## WORK REQUIRED
Retype the material that follows, keeping every word as it is.

## INPUT ROWS
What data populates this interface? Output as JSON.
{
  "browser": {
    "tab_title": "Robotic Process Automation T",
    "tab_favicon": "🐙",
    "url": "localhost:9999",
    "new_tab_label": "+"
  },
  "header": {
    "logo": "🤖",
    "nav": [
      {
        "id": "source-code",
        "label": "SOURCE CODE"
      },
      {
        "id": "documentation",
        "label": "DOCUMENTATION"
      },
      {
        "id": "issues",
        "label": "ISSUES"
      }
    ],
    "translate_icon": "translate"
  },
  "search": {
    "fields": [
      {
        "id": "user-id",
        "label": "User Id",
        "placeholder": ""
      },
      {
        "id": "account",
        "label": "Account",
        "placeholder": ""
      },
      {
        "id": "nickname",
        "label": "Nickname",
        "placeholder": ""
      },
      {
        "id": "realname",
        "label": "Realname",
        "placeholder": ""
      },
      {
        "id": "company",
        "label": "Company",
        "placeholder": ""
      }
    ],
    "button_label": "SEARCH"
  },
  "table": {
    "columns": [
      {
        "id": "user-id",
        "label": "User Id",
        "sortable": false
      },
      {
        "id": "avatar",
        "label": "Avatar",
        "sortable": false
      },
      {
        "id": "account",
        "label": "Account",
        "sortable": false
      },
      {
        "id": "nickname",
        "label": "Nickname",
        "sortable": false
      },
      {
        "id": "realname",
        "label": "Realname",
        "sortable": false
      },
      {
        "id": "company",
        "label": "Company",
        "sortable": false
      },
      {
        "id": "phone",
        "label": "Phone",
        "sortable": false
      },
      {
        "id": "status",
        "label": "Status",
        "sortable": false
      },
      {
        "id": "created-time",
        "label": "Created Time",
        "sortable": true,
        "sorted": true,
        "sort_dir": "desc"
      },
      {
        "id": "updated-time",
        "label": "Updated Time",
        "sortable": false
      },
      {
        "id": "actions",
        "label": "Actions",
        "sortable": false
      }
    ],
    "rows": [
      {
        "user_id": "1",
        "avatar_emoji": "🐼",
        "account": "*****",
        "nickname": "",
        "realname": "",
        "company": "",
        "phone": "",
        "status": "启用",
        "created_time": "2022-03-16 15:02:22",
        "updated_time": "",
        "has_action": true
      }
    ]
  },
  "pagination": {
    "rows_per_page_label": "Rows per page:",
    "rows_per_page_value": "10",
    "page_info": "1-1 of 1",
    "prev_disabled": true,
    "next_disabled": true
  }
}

## CORRECT RESULT
What data populates this interface? Output as JSON.
{
  "browser": {
    "tab_title": "Robotic Process Automation T",
    "tab_favicon": "🐙",
    "url": "localhost:9999",
    "new_tab_label": "+"
  },
  "header": {
    "logo": "🤖",
    "nav": [
      {
        "id": "source-code",
        "label": "SOURCE CODE"
      },
      {
        "id": "documentation",
        "label": "DOCUMENTATION"
      },
      {
        "id": "issues",
        "label": "ISSUES"
      }
    ],
    "translate_icon": "translate"
  },
  "search": {
    "fields": [
      {
        "id": "user-id",
        "label": "User Id",
        "placeholder": ""
      },
      {
        "id": "account",
        "label": "Account",
        "placeholder": ""
      },
      {
        "id": "nickname",
        "label": "Nickname",
        "placeholder": ""
      },
      {
        "id": "realname",
        "label": "Realname",
        "placeholder": ""
      },
      {
        "id": "company",
        "label": "Company",
        "placeholder": ""
      }
    ],
    "button_label": "SEARCH"
  },
  "table": {
    "columns": [
      {
        "id": "user-id",
        "label": "User Id",
        "sortable": false
      },
      {
        "id": "avatar",
        "label": "Avatar",
        "sortable": false
      },
      {
        "id": "account",
        "label": "Account",
        "sortable": false
      },
      {
        "id": "nickname",
        "label": "Nickname",
        "sortable": false
      },
      {
        "id": "realname",
        "label": "Realname",
        "sortable": false
      },
      {
        "id": "company",
        "label": "Company",
        "sortable": false
      },
      {
        "id": "phone",
        "label": "Phone",
        "sortable": false
      },
      {
        "id": "status",
        "label": "Status",
        "sortable": false
      },
      {
        "id": "created-time",
        "label": "Created Time",
        "sortable": true,
        "sorted": true,
        "sort_dir": "desc"
      },
      {
        "id": "updated-time",
        "label": "Updated Time",
        "sortable": false
      },
      {
        "id": "actions",
        "label": "Actions",
        "sortable": false
      }
    ],
    "rows": [
      {
        "user_id": "1",
        "avatar_emoji": "🐼",
        "account": "*****",
        "nickname": "",
        "realname": "",
        "company": "",
        "phone": "",
        "status": "启用",
        "created_time": "2022-03-16 15:02:22",
        "updated_time": "",
        "has_action": true
      }
    ]
  },
  "pagination": {
    "rows_per_page_label": "Rows per page:",
    "rows_per_page_value": "10",
    "page_info": "1-1 of 1",
    "prev_disabled": true,
    "next_disabled": true
  }
}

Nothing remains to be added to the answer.